● THE INPUT
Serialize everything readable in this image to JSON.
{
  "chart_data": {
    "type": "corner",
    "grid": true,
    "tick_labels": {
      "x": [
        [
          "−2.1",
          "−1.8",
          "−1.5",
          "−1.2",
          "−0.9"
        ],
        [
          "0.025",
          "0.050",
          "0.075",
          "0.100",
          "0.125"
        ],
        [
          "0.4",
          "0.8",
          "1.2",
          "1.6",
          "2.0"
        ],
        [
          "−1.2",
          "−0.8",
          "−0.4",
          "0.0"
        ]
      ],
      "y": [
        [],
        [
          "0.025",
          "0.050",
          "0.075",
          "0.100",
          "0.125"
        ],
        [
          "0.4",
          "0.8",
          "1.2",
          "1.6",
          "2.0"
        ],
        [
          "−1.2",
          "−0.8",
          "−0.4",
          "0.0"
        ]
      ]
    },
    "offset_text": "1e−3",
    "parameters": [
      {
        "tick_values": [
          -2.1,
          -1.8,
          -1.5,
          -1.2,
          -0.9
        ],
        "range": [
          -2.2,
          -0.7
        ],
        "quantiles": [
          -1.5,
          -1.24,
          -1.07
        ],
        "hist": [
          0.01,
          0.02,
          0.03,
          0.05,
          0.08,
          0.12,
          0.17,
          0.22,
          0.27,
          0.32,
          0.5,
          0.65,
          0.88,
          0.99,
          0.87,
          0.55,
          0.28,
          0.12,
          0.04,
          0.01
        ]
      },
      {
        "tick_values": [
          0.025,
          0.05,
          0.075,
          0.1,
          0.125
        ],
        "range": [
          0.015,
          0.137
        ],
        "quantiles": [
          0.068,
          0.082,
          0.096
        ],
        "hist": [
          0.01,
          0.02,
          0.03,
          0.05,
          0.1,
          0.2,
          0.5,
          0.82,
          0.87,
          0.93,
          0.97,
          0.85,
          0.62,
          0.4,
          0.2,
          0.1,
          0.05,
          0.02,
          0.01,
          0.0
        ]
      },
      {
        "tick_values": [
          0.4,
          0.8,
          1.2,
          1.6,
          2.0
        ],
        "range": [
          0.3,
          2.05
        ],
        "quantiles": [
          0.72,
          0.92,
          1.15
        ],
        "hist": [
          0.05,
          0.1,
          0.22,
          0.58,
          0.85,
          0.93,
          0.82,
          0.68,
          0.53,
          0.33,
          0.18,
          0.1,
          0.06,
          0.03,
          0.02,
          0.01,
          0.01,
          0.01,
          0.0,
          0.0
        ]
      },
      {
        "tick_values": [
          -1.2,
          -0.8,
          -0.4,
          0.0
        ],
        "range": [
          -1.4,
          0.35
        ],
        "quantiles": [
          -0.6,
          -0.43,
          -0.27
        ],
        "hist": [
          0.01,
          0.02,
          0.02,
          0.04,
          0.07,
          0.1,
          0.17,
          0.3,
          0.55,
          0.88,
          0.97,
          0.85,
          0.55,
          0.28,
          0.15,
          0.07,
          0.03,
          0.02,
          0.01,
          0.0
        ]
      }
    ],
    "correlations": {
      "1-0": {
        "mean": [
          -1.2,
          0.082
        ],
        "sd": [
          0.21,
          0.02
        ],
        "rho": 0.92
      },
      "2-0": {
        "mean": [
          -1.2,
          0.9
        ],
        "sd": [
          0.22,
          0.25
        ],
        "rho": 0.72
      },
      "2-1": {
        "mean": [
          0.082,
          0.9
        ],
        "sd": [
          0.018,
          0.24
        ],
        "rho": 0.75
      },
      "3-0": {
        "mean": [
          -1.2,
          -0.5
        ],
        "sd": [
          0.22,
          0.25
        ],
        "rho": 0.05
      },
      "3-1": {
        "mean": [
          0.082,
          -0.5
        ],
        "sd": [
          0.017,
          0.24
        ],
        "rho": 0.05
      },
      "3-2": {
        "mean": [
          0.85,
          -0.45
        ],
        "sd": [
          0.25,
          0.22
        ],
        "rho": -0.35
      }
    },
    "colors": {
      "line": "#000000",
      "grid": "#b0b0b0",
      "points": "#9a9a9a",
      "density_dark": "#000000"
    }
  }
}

● WRITTEN TASK
In full and verbatim, repeat the records given above.

● RESPONSE TO THE EXERCISE
Serialize everything readable in this image to JSON.
{
  "chart_data": {
    "type": "corner",
    "grid": true,
    "tick_labels": {
      "x": [
        [
          "−2.1",
          "−1.8",
          "−1.5",
          "−1.2",
          "−0.9"
        ],
        [
          "0.025",
          "0.050",
          "0.075",
          "0.100",
          "0.125"
        ],
        [
          "0.4",
          "0.8",
          "1.2",
          "1.6",
          "2.0"
        ],
        [
          "−1.2",
          "−0.8",
          "−0.4",
          "0.0"
        ]
      ],
      "y": [
        [],
        [
          "0.025",
          "0.050",
          "0.075",
          "0.100",
          "0.125"
        ],
        [
          "0.4",
          "0.8",
          "1.2",
          "1.6",
          "2.0"
        ],
        [
          "−1.2",
          "−0.8",
          "−0.4",
          "0.0"
        ]
      ]
    },
    "offset_text": "1e−3",
    "parameters": [
      {
        "tick_values": [
          -2.1,
          -1.8,
          -1.5,
          -1.2,
          -0.9
        ],
        "range": [
          -2.2,
          -0.7
        ],
        "quantiles": [
          -1.5,
          -1.24,
          -1.07
        ],
        "hist": [
          0.01,
          0.02,
          0.03,
          0.05,
          0.08,
          0.12,
          0.17,
          0.22,
          0.27,
          0.32,
          0.5,
          0.65,
          0.88,
          0.99,
          0.87,
          0.55,
          0.28,
          0.12,
          0.04,
          0.01
        ]
      },
      {
        "tick_values": [
          0.025,
          0.05,
          0.075,
          0.1,
          0.125
        ],
        "range": [
          0.015,
          0.137
        ],
        "quantiles": [
          0.068,
          0.082,
          0.096
        ],
        "hist": [
          0.01,
          0.02,
          0.03,
          0.05,
          0.1,
          0.2,
          0.5,
          0.82,
          0.87,
          0.93,
          0.97,
          0.85,
          0.62,
          0.4,
          0.2,
          0.1,
          0.05,
          0.02,
          0.01,
          0.0
        ]
      },
      {
        "tick_values": [
          0.4,
          0.8,
          1.2,
          1.6,
          2.0
        ],
        "range": [
          0.3,
          2.05
        ],
        "quantiles": [
          0.72,
          0.92,
          1.15
        ],
        "hist": [
          0.05,
          0.1,
          0.22,
          0.58,
          0.85,
          0.93,
          0.82,
          0.68,
          0.53,
          0.33,
          0.18,
          0.1,
          0.06,
          0.03,
          0.02,
          0.01,
          0.01,
          0.01,
          0.0,
          0.0
        ]
      },
      {
        "tick_values": [
          -1.2,
          -0.8,
          -0.4,
          0.0
        ],
        "range": [
          -1.4,
          0.35
        ],
        "quantiles": [
          -0.6,
          -0.43,
          -0.27
        ],
        "hist": [
          0.01,
          0.02,
          0.02,
          0.04,
          0.07,
          0.1,
          0.17,
          0.3,
          0.55,
          0.88,
          0.97,
          0.85,
          0.55,
          0.28,
          0.15,
          0.07,
          0.03,
          0.02,
          0.01,
          0.0
        ]
      }
    ],
    "correlations": {
      "1-0": {
        "mean": [
          -1.2,
          0.082
        ],
        "sd": [
          0.21,
          0.02
        ],
        "rho": 0.92
      },
      "2-0": {
        "mean": [
          -1.2,
          0.9
        ],
        "sd": [
          0.22,
          0.25
        ],
        "rho": 0.72
      },
      "2-1": {
        "mean": [
          0.082,
          0.9
        ],
        "sd": [
          0.018,
          0.24
        ],
        "rho": 0.75
      },
      "3-0": {
        "mean": [
          -1.2,
          -0.5
        ],
        "sd": [
          0.22,
          0.25
        ],
        "rho": 0.05
      },
      "3-1": {
        "mean": [
          0.082,
          -0.5
        ],
        "sd": [
          0.017,
          0.24
        ],
        "rho": 0.05
      },
      "3-2": {
        "mean": [
          0.85,
          -0.45
        ],
        "sd": [
          0.25,
          0.22
        ],
        "rho": -0.35
      }
    },
    "colors": {
      "line": "#000000",
      "grid": "#b0b0b0",
      "points": "#9a9a9a",
      "density_dark": "#000000"
    }
  }
}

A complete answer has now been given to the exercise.